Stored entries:
▼
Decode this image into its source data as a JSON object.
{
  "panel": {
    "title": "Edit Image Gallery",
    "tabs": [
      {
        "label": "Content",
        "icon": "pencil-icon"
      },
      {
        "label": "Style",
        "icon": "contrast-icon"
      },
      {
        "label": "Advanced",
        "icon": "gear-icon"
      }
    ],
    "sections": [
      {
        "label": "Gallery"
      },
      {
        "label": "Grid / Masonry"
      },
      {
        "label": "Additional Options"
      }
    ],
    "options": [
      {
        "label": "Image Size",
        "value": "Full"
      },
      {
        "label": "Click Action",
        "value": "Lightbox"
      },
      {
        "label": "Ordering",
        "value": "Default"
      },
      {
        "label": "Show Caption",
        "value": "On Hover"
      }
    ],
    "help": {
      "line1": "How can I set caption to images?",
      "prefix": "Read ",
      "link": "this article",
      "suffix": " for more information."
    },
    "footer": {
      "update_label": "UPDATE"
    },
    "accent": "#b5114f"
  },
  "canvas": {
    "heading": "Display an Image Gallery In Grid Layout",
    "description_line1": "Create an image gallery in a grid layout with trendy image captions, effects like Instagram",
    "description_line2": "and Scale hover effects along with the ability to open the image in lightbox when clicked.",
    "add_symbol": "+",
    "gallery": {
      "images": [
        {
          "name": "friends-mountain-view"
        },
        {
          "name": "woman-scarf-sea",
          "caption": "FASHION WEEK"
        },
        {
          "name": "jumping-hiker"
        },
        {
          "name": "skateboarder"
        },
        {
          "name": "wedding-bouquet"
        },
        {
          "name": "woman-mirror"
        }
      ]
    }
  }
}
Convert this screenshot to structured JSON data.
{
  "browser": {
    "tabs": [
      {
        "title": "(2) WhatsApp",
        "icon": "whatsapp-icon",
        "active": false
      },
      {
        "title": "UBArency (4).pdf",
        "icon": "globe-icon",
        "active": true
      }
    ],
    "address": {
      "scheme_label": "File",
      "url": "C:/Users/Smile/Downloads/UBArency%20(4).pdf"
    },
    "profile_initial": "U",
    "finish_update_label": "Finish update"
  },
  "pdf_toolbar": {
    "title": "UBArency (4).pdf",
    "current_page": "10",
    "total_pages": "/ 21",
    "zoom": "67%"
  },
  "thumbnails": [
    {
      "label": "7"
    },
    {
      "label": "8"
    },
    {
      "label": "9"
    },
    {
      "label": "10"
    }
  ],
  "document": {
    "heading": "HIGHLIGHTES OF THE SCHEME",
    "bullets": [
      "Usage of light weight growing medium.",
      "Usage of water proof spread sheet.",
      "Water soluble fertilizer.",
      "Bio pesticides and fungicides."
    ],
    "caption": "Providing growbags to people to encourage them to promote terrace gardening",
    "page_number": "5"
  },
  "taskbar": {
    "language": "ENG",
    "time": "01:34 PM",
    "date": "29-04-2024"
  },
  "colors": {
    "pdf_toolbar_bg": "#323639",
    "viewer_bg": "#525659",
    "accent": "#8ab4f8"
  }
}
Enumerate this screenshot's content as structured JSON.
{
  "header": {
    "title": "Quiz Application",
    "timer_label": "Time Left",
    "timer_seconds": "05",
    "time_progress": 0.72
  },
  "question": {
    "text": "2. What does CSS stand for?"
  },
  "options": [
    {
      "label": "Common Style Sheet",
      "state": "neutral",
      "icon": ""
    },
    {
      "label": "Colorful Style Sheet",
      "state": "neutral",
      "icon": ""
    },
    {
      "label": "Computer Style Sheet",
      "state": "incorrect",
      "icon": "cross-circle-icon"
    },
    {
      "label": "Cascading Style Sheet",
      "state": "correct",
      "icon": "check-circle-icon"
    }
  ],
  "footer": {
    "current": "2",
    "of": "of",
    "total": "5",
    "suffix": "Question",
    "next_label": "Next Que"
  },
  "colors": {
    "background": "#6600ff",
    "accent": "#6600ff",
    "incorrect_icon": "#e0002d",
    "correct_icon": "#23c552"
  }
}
▲
**TASK OBJECTIVE**. Reproduce all of the records exactly.

**WRITTEN REPLY**.
Decode this image into its source data as a JSON object.
{
  "panel": {
    "title": "Edit Image Gallery",
    "tabs": [
      {
        "label": "Content",
        "icon": "pencil-icon"
      },
      {
        "label": "Style",
        "icon": "contrast-icon"
      },
      {
        "label": "Advanced",
        "icon": "gear-icon"
      }
    ],
    "sections": [
      {
        "label": "Gallery"
      },
      {
        "label": "Grid / Masonry"
      },
      {
        "label": "Additional Options"
      }
    ],
    "options": [
      {
        "label": "Image Size",
        "value": "Full"
      },
      {
        "label": "Click Action",
        "value": "Lightbox"
      },
      {
        "label": "Ordering",
        "value": "Default"
      },
      {
        "label": "Show Caption",
        "value": "On Hover"
      }
    ],
    "help": {
      "line1": "How can I set caption to images?",
      "prefix": "Read ",
      "link": "this article",
      "suffix": " for more information."
    },
    "footer": {
      "update_label": "UPDATE"
    },
    "accent": "#b5114f"
  },
  "canvas": {
    "heading": "Display an Image Gallery In Grid Layout",
    "description_line1": "Create an image gallery in a grid layout with trendy image captions, effects like Instagram",
    "description_line2": "and Scale hover effects along with the ability to open the image in lightbox when clicked.",
    "add_symbol": "+",
    "gallery": {
      "images": [
        {
          "name": "friends-mountain-view"
        },
        {
          "name": "woman-scarf-sea",
          "caption": "FASHION WEEK"
        },
        {
          "name": "jumping-hiker"
        },
        {
          "name": "skateboarder"
        },
        {
          "name": "wedding-bouquet"
        },
        {
          "name": "woman-mirror"
        }
      ]
    }
  }
}
Convert this screenshot to structured JSON data.
{
  "browser": {
    "tabs": [
      {
        "title": "(2) WhatsApp",
        "icon": "whatsapp-icon",
        "active": false
      },
      {
        "title": "UBArency (4).pdf",
        "icon": "globe-icon",
        "active": true
      }
    ],
    "address": {
      "scheme_label": "File",
      "url": "C:/Users/Smile/Downloads/UBArency%20(4).pdf"
    },
    "profile_initial": "U",
    "finish_update_label": "Finish update"
  },
  "pdf_toolbar": {
    "title": "UBArency (4).pdf",
    "current_page": "10",
    "total_pages": "/ 21",
    "zoom": "67%"
  },
  "thumbnails": [
    {
      "label": "7"
    },
    {
      "label": "8"
    },
    {
      "label": "9"
    },
    {
      "label": "10"
    }
  ],
  "document": {
    "heading": "HIGHLIGHTES OF THE SCHEME",
    "bullets": [
      "Usage of light weight growing medium.",
      "Usage of water proof spread sheet.",
      "Water soluble fertilizer.",
      "Bio pesticides and fungicides."
    ],
    "caption": "Providing growbags to people to encourage them to promote terrace gardening",
    "page_number": "5"
  },
  "taskbar": {
    "language": "ENG",
    "time": "01:34 PM",
    "date": "29-04-2024"
  },
  "colors": {
    "pdf_toolbar_bg": "#323639",
    "viewer_bg": "#525659",
    "accent": "#8ab4f8"
  }
}
Enumerate this screenshot's content as structured JSON.
{
  "header": {
    "title": "Quiz Application",
    "timer_label": "Time Left",
    "timer_seconds": "05",
    "time_progress": 0.72
  },
  "question": {
    "text": "2. What does CSS stand for?"
  },
  "options": [
    {
      "label": "Common Style Sheet",
      "state": "neutral",
      "icon": ""
    },
    {
      "label": "Colorful Style Sheet",
      "state": "neutral",
      "icon": ""
    },
    {
      "label": "Computer Style Sheet",
      "state": "incorrect",
      "icon": "cross-circle-icon"
    },
    {
      "label": "Cascading Style Sheet",
      "state": "correct",
      "icon": "check-circle-icon"
    }
  ],
  "footer": {
    "current": "2",
    "of": "of",
    "total": "5",
    "suffix": "Question",
    "next_label": "Next Que"
  },
  "colors": {
    "background": "#6600ff",
    "accent": "#6600ff",
    "incorrect_icon": "#e0002d",
    "correct_icon": "#23c552"
  }
}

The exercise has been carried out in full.